### Dataset content
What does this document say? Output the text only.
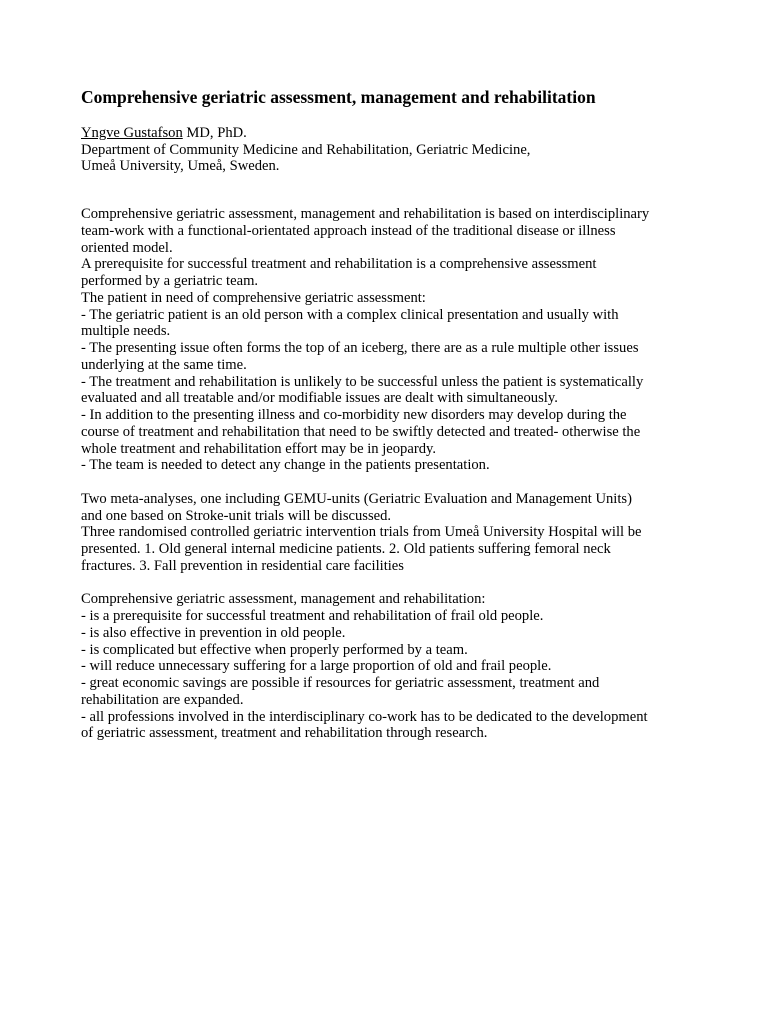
Comprehensive geriatric assessment, management and rehabilitation
Yngve Gustafson MD, PhD.
Department of Community Medicine and Rehabilitation, Geriatric Medicine,
Umeå University, Umeå, Sweden.
Comprehensive geriatric assessment, management and rehabilitation is based on interdisciplinary
team-work with a functional-orientated approach instead of the traditional disease or illness
oriented model.
A prerequisite for successful treatment and rehabilitation is a comprehensive assessment
performed by a geriatric team.
The patient in need of comprehensive geriatric assessment:
- The geriatric patient is an old person with a complex clinical presentation and usually with
multiple needs.
- The presenting issue often forms the top of an iceberg, there are as a rule multiple other issues
underlying at the same time.
- The treatment and rehabilitation is unlikely to be successful unless the patient is systematically
evaluated and all treatable and/or modifiable issues are dealt with simultaneously.
- In addition to the presenting illness and co-morbidity new disorders may develop during the
course of treatment and rehabilitation that need to be swiftly detected and treated- otherwise the
whole treatment and rehabilitation effort may be in jeopardy.
- The team is needed to detect any change in the patients presentation.
Two meta-analyses, one including GEMU-units (Geriatric Evaluation and Management Units)
and one based on Stroke-unit trials will be discussed.
Three randomised controlled geriatric intervention trials from Umeå University Hospital will be
presented. 1. Old general internal medicine patients. 2. Old patients suffering femoral neck
fractures. 3. Fall prevention in residential care facilities
Comprehensive geriatric assessment, management and rehabilitation:
- is a prerequisite for successful treatment and rehabilitation of frail old people.
- is also effective in prevention in old people.
- is complicated but effective when properly performed by a team.
- will reduce unnecessary suffering for a large proportion of old and frail people.
- great economic savings are possible if resources for geriatric assessment, treatment and
rehabilitation are expanded.
- all professions involved in the interdisciplinary co-work has to be dedicated to the development
of geriatric assessment, treatment and rehabilitation through research.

### Activity
Return each line of the data where the word "frail" appears.

### Response to the exercise
- is a prerequisite for successful treatment and rehabilitation of frail old people.
- will reduce unnecessary suffering for a large proportion of old and frail people.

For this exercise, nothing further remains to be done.